Activity -
Only the lines holding "Abreise" are wanted; find them in the listing and return each one.

____________________

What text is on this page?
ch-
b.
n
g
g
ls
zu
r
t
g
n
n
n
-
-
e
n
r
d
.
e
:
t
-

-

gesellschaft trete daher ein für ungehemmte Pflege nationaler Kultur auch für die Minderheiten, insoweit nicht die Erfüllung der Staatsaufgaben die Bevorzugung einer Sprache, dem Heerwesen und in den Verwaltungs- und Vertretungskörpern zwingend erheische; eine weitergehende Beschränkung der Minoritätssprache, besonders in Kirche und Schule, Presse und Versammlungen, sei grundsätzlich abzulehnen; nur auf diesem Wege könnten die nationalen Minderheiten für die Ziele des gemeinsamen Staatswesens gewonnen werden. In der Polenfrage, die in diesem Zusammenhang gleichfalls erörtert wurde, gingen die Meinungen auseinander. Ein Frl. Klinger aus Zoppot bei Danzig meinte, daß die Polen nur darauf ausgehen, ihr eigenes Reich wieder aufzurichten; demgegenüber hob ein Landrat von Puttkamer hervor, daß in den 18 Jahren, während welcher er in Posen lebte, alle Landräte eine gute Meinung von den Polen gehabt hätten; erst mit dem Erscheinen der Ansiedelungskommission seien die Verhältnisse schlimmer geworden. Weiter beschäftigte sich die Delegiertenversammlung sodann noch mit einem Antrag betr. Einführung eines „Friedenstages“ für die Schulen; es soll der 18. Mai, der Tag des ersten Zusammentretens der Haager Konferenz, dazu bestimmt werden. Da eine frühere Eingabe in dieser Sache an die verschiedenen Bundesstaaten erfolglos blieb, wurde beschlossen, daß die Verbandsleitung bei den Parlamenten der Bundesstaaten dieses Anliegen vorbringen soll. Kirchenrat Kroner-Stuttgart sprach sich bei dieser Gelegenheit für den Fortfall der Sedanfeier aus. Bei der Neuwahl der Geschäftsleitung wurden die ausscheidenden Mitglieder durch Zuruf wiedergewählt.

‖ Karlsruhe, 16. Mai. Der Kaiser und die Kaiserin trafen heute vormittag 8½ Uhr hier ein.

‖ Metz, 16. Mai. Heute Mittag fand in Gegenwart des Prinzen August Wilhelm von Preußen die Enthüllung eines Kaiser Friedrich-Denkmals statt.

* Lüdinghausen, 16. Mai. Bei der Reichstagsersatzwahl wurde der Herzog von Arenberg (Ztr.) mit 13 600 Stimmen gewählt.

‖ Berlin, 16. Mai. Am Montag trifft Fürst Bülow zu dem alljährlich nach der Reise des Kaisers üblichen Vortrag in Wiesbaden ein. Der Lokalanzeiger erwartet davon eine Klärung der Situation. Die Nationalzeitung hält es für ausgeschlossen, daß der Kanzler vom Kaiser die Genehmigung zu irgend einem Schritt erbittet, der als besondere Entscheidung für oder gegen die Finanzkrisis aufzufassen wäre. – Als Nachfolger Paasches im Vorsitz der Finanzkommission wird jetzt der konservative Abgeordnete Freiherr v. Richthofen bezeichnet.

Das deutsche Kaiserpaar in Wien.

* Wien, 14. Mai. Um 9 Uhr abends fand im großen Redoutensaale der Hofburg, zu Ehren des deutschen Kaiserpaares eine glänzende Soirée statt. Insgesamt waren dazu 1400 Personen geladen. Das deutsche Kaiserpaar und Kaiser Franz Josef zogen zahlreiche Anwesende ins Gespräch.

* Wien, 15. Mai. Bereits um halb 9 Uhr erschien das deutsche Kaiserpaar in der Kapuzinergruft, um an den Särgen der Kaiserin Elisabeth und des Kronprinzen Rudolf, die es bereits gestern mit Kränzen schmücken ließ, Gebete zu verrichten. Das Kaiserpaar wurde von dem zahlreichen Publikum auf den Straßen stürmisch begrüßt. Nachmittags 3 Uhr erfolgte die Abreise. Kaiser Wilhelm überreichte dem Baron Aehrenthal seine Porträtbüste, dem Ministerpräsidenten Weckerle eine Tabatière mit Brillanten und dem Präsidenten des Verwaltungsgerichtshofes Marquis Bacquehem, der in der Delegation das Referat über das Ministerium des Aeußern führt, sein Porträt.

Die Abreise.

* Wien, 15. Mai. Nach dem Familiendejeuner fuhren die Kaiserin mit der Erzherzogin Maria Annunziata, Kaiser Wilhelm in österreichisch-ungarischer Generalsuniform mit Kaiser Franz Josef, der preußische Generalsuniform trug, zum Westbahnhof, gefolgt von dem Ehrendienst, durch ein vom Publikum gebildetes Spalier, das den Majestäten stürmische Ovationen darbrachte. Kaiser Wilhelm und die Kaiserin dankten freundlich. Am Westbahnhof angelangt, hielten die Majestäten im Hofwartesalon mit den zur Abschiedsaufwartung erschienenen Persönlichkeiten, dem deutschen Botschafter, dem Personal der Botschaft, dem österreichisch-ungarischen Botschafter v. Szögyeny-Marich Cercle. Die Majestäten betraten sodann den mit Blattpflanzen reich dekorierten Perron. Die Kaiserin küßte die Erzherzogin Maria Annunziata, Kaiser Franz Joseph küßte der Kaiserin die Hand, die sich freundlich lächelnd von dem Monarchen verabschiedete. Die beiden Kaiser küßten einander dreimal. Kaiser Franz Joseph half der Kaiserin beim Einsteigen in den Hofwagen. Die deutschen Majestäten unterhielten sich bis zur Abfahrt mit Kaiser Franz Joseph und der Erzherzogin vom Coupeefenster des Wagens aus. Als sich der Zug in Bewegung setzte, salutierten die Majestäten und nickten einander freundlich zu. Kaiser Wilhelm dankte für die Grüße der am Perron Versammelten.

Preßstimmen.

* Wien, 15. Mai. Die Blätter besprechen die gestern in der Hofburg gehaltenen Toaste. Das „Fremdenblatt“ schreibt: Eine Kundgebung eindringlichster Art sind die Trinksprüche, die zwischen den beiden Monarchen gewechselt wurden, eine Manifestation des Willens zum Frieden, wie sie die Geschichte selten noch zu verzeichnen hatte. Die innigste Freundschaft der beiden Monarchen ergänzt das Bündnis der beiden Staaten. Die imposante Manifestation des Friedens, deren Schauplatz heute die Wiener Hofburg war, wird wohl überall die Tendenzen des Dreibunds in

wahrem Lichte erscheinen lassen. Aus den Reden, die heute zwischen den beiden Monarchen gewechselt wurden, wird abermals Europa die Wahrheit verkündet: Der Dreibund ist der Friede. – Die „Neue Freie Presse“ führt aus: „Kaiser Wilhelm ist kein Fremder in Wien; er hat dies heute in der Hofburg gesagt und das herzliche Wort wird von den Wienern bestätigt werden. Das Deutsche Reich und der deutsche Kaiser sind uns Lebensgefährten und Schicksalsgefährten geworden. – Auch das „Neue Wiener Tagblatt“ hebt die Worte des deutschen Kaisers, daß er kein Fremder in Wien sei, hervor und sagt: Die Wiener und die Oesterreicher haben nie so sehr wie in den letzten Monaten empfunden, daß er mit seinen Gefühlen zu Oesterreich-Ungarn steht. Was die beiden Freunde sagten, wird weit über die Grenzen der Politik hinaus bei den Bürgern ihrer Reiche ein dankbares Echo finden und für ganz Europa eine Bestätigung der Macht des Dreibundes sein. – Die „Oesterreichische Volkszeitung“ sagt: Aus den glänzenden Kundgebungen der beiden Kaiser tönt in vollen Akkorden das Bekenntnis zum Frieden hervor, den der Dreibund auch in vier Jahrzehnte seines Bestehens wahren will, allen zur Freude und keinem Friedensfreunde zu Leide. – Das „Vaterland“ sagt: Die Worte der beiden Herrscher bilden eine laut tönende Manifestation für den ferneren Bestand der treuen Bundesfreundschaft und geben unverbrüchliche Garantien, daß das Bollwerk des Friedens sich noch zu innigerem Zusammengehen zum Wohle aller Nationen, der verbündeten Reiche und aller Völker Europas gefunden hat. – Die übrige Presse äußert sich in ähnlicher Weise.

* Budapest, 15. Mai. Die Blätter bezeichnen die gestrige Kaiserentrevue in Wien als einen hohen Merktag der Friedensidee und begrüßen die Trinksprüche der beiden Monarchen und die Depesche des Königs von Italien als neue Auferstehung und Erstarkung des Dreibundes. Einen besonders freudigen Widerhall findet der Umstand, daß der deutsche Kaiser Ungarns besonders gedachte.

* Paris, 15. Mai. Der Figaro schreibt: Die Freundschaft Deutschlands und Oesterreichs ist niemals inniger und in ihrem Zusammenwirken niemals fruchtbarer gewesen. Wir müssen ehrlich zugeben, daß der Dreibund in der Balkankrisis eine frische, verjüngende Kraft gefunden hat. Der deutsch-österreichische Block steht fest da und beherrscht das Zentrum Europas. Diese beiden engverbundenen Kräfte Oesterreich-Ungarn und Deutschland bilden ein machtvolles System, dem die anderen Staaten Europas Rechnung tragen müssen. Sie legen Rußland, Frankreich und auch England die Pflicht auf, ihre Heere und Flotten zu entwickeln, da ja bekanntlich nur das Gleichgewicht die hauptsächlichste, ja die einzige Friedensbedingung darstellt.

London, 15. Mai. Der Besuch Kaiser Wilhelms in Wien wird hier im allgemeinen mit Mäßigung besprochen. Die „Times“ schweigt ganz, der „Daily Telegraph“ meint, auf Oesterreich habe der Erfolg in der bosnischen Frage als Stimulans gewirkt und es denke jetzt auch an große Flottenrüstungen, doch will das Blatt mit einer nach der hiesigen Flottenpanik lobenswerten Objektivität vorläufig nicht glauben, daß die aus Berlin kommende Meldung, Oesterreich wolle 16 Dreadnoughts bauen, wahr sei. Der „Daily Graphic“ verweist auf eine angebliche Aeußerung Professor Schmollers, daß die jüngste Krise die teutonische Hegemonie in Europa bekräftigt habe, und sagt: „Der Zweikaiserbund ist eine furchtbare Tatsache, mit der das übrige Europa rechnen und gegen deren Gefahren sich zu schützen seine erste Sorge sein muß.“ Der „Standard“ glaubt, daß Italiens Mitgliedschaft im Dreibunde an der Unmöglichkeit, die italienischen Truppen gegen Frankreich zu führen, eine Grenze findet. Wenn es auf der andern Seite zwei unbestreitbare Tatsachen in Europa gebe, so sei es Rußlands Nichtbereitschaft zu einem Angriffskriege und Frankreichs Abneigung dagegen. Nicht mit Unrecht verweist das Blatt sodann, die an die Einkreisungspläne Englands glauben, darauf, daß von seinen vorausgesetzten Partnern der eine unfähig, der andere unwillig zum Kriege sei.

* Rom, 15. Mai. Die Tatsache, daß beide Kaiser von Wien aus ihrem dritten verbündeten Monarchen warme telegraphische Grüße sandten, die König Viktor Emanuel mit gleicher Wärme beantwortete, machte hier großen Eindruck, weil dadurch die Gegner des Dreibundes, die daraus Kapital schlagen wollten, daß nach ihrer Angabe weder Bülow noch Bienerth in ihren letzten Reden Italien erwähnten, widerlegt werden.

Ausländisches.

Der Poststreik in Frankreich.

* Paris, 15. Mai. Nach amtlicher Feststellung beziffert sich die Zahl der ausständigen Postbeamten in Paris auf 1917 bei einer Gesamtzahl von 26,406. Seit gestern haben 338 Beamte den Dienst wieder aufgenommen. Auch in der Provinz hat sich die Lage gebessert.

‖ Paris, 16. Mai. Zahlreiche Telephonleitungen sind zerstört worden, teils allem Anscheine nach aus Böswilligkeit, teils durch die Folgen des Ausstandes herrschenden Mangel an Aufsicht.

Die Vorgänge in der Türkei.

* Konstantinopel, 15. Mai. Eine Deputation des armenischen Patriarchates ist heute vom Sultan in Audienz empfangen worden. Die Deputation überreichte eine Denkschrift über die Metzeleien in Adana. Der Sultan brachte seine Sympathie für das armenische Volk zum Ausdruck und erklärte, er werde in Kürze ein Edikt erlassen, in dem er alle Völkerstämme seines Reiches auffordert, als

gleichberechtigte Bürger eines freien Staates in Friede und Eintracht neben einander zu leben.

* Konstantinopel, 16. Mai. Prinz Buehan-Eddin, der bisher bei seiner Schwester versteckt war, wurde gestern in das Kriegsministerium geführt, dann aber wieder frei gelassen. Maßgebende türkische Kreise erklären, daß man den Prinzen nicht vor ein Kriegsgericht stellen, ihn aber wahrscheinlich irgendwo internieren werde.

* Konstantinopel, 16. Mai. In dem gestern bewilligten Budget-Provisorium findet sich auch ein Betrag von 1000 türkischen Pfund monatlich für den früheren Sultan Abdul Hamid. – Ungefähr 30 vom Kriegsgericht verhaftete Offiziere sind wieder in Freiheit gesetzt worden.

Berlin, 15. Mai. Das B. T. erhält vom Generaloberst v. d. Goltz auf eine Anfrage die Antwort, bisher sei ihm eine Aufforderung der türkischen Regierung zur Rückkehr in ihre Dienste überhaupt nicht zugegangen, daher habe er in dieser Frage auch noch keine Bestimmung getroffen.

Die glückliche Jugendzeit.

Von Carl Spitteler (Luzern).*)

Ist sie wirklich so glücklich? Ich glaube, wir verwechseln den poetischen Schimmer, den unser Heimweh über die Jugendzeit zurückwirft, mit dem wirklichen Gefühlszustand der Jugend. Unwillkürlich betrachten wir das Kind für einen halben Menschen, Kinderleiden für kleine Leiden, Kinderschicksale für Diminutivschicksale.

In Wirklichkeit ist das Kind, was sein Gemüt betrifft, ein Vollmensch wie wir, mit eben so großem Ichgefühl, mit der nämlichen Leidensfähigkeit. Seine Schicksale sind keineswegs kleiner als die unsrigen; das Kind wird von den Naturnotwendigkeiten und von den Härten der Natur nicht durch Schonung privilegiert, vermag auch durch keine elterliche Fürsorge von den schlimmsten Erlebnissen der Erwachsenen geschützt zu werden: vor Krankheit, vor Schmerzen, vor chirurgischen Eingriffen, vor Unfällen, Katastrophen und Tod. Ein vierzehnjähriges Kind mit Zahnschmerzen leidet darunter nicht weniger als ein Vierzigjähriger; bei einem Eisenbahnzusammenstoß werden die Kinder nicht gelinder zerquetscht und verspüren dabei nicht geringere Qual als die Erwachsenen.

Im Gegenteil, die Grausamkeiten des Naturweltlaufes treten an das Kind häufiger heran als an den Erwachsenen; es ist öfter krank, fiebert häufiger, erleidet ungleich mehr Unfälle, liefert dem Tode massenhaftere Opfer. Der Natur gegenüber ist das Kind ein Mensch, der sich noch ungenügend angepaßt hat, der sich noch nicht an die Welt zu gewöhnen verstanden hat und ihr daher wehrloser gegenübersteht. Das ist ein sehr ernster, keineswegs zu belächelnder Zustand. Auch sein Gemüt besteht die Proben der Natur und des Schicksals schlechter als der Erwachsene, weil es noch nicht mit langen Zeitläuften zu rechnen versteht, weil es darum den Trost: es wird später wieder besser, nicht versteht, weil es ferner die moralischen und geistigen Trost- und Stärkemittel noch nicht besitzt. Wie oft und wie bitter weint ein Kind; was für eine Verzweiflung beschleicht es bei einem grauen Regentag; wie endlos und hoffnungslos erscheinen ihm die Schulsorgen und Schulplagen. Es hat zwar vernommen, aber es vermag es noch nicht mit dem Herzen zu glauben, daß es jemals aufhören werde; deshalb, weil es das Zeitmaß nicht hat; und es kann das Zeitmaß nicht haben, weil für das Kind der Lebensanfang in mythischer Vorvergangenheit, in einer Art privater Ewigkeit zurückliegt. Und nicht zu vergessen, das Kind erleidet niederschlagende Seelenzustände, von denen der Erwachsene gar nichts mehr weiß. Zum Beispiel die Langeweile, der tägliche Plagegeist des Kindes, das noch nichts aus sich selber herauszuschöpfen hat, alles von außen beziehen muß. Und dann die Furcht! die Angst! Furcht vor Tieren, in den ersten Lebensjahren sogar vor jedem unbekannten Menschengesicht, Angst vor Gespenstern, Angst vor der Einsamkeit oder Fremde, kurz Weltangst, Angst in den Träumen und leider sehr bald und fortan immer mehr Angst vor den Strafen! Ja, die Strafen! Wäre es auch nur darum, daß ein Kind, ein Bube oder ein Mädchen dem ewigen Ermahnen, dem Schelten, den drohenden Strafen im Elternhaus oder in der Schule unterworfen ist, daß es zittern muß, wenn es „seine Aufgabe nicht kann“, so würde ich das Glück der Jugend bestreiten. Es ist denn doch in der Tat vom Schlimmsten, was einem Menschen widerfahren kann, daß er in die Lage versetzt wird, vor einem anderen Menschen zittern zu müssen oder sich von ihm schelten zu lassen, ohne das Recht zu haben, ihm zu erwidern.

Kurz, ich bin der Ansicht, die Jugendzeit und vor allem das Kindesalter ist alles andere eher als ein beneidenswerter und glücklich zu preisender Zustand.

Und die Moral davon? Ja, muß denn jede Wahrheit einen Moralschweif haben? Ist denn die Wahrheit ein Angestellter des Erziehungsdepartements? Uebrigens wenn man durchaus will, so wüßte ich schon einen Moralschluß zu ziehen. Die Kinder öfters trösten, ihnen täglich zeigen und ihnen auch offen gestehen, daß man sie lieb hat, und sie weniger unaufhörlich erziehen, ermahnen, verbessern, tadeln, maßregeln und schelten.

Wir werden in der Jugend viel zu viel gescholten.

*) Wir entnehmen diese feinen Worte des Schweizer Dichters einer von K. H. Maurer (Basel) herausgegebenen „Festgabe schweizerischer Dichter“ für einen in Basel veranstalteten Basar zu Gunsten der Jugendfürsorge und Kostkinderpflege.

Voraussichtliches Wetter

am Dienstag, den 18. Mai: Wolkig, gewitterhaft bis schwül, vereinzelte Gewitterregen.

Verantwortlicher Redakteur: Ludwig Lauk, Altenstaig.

____________________

Response to this exercise -
* Wien, 15. Mai. Bereits um halb 9 Uhr erschien das deutsche Kaiserpaar in der Kapuzinergruft, um an den Särgen der Kaiserin Elisabeth und des Kronprinzen Rudolf, die es bereits gestern mit Kränzen schmücken ließ, Gebete zu verrichten. Das Kaiserpaar wurde von dem zahlreichen Publikum auf den Straßen stürmisch begrüßt. Nachmittags 3 Uhr erfolgte die Abreise. Kaiser Wilhelm überreichte dem Baron Aehrenthal seine Porträtbüste, dem Ministerpräsidenten Weckerle eine Tabatière mit Brillanten und dem Präsidenten des Verwaltungsgerichtshofes Marquis Bacquehem, der in der Delegation das Referat über das Ministerium des Aeußern führt, sein Porträt.
Die Abreise.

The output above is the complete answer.